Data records
※ ※ ※
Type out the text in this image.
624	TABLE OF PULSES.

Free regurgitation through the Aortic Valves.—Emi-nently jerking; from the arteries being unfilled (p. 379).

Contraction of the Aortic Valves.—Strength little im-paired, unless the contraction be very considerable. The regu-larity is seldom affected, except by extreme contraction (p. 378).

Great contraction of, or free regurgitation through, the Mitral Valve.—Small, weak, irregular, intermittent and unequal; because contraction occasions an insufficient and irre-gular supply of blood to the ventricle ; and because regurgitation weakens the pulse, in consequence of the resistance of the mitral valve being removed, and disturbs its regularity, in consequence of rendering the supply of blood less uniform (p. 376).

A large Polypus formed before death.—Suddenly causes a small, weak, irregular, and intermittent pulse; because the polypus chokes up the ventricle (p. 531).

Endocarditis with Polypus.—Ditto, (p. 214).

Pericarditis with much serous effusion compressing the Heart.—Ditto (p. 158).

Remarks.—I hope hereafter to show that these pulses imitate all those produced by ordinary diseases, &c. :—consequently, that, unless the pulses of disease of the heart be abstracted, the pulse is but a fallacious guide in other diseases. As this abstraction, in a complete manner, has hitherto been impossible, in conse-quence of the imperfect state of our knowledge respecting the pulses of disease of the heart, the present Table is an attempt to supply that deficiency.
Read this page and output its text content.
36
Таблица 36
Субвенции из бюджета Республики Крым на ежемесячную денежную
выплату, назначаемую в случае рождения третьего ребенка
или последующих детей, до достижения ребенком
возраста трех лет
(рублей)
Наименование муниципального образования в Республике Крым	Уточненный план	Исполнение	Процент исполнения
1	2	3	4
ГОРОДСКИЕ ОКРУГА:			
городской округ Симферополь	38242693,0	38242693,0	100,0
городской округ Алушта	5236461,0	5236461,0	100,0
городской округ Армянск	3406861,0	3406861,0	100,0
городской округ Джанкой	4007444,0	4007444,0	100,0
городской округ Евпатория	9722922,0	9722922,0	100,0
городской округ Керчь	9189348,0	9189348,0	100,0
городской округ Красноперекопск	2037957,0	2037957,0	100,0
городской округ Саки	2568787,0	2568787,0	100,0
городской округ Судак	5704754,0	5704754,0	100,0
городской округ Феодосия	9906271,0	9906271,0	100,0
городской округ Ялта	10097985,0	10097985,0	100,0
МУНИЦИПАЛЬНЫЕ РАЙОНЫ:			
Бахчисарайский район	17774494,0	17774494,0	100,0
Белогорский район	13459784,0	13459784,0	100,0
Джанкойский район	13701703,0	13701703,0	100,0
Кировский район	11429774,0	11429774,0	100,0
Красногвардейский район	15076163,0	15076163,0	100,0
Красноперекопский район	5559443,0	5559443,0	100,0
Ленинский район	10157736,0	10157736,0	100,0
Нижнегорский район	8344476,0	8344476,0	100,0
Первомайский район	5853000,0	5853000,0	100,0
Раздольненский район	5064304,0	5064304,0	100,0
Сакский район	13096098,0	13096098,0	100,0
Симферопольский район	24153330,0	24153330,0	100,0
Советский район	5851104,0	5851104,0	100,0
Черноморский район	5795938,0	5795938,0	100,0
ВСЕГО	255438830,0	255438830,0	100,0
※ ※ ※
#### Given instruction:
In the listing, find every line containing the word "with" and list it.

#### Response to the task:
Endocarditis with Polypus.—Ditto, (p. 214).
Pericarditis with much serous effusion compressing the Heart.—Ditto (p. 158).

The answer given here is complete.